▸ Instructions for the task
Show, in full, each line of the data that contains "chevron".

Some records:
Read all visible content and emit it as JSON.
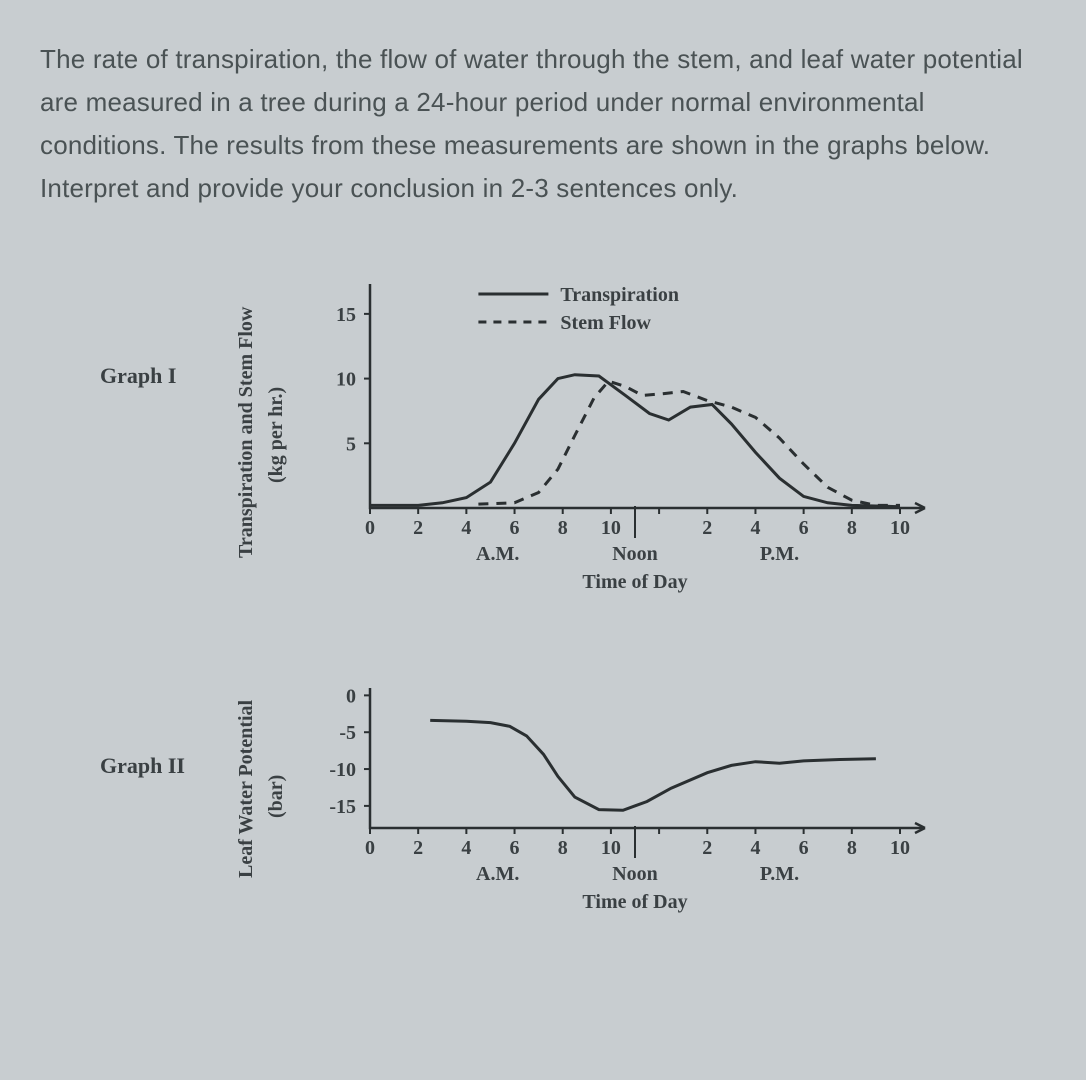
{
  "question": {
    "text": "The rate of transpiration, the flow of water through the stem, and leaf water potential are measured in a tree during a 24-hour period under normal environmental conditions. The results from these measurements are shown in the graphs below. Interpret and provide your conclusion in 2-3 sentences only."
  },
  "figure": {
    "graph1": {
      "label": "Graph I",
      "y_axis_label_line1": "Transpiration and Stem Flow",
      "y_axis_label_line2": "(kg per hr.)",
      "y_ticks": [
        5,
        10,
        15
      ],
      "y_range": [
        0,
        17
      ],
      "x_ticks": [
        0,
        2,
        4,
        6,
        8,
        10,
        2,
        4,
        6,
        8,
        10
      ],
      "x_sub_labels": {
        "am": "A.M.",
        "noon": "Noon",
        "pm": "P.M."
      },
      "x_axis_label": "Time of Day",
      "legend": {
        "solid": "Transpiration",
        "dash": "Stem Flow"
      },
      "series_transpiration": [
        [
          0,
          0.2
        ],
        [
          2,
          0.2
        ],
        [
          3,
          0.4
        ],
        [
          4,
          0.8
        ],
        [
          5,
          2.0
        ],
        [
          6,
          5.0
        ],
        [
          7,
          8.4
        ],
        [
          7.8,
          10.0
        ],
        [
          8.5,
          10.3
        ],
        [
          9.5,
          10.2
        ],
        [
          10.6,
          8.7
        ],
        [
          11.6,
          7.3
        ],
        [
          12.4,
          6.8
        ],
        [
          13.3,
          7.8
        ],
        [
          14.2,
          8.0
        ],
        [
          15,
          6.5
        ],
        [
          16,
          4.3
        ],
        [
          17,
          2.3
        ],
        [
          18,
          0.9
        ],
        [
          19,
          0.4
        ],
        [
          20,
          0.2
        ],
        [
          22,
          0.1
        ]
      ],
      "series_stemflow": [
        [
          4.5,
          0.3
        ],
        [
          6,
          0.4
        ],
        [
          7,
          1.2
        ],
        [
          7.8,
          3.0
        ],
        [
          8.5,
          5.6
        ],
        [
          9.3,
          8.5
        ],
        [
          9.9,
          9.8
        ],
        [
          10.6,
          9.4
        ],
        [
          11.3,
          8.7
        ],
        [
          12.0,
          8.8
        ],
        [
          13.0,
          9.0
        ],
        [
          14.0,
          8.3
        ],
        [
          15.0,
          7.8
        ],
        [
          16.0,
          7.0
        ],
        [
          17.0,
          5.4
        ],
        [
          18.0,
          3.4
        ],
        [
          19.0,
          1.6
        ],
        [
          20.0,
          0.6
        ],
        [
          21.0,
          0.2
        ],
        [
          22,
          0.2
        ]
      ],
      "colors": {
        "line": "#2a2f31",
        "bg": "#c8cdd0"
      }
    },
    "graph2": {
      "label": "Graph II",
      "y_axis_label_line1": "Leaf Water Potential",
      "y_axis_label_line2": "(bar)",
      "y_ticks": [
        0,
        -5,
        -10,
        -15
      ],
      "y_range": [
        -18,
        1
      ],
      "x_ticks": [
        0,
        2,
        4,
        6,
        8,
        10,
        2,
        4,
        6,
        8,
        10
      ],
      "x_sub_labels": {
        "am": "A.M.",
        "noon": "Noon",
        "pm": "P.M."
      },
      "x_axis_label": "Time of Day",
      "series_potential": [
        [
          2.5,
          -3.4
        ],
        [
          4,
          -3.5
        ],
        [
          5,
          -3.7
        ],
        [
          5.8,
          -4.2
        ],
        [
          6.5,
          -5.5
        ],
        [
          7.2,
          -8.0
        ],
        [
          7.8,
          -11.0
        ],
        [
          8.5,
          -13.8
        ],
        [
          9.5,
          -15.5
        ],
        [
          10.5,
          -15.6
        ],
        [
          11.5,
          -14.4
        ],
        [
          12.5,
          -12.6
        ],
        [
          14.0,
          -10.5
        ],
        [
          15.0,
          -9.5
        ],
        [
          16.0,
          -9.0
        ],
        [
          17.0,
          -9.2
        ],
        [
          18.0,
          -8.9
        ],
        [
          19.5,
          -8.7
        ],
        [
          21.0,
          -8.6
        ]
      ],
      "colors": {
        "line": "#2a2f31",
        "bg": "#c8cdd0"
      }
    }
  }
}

* * *

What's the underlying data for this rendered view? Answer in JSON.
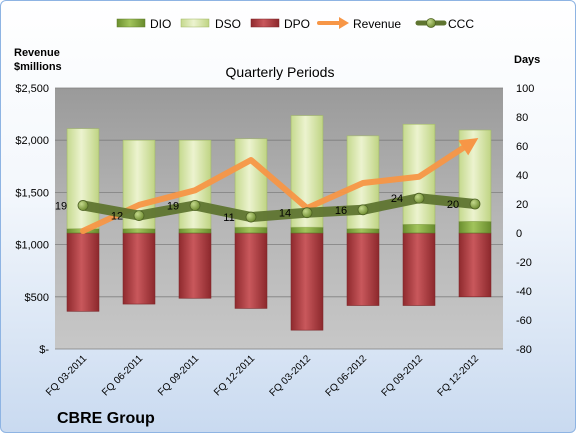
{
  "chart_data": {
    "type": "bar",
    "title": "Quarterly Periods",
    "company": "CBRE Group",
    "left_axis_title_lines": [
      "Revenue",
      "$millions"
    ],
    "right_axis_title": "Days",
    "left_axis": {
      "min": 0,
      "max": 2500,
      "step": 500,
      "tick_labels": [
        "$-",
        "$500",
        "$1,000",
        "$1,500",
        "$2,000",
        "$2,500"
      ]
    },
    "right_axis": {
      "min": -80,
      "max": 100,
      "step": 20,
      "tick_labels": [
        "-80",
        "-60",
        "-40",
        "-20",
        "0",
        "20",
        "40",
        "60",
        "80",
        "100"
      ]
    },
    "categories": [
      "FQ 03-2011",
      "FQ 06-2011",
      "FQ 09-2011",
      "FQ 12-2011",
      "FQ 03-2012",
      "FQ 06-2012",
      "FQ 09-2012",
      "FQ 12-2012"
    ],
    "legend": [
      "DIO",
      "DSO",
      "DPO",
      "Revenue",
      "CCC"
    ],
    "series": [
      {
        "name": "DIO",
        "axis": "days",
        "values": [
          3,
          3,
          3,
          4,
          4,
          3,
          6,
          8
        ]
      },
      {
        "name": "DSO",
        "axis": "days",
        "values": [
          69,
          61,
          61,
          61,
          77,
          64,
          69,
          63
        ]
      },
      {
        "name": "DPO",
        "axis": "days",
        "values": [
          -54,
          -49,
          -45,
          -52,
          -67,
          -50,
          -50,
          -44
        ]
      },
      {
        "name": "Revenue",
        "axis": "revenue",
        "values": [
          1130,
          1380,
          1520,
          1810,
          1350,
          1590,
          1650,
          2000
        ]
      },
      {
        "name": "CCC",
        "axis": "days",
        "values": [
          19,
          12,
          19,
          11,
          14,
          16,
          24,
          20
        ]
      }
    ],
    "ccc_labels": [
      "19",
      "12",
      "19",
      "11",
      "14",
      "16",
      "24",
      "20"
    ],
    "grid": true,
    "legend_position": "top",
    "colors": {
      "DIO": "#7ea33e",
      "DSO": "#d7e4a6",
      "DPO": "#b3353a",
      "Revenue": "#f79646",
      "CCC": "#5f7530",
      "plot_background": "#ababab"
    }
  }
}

...

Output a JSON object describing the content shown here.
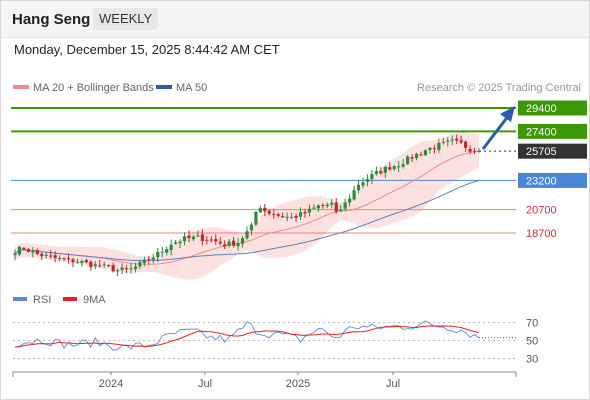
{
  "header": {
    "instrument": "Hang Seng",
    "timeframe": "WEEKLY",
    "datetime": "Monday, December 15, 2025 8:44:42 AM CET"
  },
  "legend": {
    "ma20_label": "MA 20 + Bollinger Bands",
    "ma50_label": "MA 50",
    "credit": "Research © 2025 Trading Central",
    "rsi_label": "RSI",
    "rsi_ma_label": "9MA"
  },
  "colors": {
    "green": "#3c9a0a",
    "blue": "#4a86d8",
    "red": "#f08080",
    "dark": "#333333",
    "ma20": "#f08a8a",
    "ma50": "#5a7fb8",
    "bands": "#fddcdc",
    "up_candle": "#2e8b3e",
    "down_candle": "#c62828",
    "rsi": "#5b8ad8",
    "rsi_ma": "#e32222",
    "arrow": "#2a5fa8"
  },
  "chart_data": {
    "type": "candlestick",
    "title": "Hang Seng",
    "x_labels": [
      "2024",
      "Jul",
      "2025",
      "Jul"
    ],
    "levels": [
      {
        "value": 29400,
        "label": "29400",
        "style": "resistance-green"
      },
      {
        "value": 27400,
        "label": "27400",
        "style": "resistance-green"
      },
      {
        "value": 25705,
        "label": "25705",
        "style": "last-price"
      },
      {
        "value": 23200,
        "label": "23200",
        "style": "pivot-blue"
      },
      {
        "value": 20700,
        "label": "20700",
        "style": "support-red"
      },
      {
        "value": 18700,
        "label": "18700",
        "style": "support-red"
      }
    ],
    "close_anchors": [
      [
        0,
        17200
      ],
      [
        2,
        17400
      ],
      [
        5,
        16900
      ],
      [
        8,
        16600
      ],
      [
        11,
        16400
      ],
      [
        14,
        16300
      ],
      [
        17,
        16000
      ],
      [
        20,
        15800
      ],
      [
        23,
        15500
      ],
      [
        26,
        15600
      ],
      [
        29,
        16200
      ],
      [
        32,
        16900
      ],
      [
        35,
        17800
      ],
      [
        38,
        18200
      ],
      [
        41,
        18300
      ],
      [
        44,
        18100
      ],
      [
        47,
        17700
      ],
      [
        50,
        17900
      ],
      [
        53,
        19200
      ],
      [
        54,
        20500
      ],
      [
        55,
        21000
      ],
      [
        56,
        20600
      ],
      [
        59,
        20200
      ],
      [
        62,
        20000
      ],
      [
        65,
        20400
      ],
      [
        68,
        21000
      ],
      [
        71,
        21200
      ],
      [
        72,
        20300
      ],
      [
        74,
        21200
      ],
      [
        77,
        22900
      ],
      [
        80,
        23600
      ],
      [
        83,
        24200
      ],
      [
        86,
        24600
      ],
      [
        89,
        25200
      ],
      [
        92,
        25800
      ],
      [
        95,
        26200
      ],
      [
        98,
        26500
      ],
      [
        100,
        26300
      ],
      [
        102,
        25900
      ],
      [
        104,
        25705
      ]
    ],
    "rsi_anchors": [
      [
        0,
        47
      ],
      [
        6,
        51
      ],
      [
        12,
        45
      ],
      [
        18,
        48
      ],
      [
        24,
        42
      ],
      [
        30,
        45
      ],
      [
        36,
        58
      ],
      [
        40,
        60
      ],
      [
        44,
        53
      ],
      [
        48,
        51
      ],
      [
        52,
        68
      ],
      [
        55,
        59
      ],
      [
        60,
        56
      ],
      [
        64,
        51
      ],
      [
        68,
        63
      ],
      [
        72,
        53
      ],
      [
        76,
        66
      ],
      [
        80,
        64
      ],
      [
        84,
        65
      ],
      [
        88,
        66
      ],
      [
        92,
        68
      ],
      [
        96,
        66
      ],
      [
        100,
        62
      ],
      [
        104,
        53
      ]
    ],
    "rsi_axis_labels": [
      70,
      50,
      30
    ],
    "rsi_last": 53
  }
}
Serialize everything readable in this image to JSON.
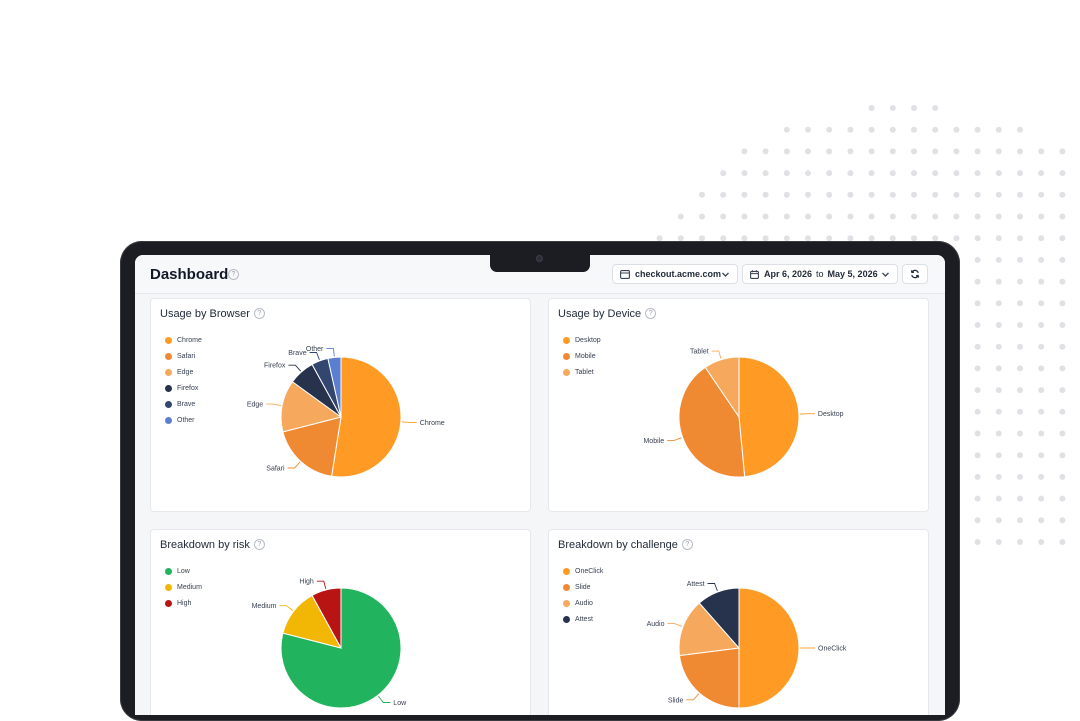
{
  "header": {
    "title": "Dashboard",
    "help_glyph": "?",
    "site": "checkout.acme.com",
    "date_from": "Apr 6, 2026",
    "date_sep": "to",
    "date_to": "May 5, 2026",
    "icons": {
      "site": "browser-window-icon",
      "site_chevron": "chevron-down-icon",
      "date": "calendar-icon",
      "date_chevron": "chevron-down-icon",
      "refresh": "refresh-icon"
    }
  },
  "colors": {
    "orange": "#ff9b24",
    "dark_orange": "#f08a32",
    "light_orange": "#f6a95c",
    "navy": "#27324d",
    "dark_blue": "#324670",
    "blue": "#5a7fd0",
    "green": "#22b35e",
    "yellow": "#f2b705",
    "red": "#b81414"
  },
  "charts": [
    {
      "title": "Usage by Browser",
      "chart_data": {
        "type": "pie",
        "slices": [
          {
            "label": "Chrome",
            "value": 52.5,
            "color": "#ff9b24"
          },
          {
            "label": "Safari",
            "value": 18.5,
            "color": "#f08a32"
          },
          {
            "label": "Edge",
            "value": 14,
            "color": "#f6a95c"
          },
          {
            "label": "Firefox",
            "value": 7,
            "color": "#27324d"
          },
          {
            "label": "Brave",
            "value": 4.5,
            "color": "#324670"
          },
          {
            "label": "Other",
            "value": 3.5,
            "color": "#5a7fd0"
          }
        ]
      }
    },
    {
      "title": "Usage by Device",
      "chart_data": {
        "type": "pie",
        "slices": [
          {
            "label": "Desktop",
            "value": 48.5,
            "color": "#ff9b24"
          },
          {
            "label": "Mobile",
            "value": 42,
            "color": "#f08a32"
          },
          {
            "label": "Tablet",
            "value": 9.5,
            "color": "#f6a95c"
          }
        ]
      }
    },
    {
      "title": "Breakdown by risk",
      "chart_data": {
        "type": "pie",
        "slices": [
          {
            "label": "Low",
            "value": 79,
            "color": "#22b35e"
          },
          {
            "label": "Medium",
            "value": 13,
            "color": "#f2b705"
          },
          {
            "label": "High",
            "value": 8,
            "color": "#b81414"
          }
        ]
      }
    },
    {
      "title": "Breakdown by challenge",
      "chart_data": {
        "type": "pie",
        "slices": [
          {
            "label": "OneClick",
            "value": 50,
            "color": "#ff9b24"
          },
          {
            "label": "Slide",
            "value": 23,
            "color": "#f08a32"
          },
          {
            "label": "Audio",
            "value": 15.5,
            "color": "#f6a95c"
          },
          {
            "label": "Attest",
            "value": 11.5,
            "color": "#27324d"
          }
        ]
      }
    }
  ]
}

▸ Expected output
      "site_chevron": "chevron-down-icon",
      "date_chevron": "chevron-down-icon",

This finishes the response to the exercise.